━━ Provided records ━━
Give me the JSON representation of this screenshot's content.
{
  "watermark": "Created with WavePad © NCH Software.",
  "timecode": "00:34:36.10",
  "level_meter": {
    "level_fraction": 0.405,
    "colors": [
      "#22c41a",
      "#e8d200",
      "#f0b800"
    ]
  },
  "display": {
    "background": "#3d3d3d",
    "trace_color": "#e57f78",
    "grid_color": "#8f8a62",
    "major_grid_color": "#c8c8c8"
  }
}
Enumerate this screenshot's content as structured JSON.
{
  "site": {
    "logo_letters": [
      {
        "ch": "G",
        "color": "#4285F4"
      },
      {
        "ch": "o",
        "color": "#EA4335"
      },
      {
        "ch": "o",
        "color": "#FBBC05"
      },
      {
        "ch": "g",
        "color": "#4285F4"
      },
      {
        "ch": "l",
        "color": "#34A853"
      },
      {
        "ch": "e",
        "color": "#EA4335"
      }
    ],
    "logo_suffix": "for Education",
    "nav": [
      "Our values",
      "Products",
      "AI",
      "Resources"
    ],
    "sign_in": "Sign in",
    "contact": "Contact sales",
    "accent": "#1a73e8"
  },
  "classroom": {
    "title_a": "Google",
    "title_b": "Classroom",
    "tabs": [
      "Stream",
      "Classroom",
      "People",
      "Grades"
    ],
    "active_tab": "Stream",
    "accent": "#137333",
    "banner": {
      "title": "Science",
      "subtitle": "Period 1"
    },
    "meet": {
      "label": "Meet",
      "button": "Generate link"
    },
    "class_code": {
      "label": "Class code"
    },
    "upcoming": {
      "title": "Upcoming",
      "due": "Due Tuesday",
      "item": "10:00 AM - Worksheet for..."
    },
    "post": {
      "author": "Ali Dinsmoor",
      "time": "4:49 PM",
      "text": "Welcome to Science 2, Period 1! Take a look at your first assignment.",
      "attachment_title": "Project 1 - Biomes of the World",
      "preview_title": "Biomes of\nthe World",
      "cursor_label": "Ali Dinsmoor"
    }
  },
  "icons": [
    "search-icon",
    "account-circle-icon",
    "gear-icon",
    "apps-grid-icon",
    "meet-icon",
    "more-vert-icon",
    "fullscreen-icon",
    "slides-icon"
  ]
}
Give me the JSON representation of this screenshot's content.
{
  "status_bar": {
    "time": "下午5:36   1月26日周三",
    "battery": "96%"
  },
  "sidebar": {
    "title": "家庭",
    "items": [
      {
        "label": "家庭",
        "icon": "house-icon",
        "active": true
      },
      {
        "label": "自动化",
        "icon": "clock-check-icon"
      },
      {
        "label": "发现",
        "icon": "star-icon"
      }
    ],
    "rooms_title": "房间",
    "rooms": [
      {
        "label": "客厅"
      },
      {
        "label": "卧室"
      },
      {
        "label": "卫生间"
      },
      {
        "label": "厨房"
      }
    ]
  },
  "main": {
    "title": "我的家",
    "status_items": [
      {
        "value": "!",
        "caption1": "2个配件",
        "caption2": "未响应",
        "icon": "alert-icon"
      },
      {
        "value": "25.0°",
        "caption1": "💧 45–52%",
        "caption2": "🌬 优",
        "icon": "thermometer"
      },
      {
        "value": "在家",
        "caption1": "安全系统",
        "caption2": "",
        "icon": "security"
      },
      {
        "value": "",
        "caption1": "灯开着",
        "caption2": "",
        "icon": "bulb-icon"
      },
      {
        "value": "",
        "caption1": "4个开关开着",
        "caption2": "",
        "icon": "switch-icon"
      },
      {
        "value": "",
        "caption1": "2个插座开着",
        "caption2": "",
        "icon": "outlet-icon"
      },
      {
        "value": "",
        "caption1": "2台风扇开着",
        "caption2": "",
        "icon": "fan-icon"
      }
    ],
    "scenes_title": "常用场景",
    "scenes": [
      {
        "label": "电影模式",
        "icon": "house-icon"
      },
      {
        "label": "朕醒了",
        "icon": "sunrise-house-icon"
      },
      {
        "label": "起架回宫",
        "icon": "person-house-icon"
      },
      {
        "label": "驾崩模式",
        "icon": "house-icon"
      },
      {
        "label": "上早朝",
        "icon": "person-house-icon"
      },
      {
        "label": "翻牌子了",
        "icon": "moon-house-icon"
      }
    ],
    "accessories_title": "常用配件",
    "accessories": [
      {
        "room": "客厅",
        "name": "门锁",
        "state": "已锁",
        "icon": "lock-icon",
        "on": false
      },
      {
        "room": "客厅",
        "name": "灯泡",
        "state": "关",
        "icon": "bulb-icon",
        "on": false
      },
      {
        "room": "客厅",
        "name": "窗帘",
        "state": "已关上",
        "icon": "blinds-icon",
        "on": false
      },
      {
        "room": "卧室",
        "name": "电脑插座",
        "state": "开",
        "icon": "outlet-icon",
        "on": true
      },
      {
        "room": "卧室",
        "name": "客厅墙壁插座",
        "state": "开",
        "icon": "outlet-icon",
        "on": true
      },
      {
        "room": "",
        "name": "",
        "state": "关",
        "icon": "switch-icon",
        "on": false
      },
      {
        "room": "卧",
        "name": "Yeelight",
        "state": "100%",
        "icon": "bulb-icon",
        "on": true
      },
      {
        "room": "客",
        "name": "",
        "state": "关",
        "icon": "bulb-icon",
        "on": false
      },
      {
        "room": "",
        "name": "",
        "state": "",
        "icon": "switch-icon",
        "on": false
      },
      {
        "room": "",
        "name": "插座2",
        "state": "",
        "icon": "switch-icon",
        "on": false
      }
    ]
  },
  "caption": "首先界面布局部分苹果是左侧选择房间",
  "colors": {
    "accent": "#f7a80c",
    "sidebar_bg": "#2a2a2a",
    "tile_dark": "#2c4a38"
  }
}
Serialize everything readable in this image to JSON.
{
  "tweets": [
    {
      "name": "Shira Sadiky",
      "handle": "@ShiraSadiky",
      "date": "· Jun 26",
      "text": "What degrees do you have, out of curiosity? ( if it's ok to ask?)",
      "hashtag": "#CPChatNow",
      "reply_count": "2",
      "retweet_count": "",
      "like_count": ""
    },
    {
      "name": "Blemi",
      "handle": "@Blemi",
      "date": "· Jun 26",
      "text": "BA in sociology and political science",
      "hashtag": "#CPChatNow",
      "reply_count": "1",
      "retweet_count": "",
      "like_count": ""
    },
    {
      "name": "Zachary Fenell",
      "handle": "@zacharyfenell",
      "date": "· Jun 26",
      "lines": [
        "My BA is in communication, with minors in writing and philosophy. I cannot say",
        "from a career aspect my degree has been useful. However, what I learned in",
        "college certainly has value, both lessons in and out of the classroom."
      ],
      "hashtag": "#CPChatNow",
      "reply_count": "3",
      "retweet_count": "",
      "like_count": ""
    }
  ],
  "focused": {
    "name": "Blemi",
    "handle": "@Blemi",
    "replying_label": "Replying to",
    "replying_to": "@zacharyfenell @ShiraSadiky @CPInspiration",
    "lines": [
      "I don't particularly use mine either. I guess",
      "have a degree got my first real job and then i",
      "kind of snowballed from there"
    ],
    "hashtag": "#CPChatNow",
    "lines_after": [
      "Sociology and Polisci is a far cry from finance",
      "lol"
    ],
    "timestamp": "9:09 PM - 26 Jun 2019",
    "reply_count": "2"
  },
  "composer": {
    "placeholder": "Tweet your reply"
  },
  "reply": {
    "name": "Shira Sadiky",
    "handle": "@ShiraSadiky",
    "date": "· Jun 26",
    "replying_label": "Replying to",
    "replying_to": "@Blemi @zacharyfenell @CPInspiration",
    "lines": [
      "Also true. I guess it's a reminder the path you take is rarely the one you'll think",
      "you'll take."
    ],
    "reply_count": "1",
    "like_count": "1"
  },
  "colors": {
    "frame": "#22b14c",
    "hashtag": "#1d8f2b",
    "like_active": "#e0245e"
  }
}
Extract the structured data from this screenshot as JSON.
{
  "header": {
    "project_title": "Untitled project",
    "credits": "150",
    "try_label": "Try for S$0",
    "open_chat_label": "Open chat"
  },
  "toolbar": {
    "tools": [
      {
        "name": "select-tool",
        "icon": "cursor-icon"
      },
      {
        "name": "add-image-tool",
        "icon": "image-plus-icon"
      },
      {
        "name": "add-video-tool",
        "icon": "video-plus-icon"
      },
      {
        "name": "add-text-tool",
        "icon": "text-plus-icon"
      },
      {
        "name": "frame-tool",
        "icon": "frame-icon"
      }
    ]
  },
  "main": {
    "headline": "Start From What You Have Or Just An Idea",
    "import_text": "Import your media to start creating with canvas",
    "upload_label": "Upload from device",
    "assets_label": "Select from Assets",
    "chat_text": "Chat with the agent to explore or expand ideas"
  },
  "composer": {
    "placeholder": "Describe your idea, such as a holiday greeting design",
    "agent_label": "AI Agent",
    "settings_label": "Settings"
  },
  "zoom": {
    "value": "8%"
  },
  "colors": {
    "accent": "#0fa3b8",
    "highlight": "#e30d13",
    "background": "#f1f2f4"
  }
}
━━━
> **Requirement**: Copy every line that includes the string "with" from the material above.

> **Full output**:
  "watermark": "Created with WavePad © NCH Software.",
        "My BA is in communication, with minors in writing and philosophy. I cannot say",
    "import_text": "Import your media to start creating with canvas",
    "chat_text": "Chat with the agent to explore or expand ideas"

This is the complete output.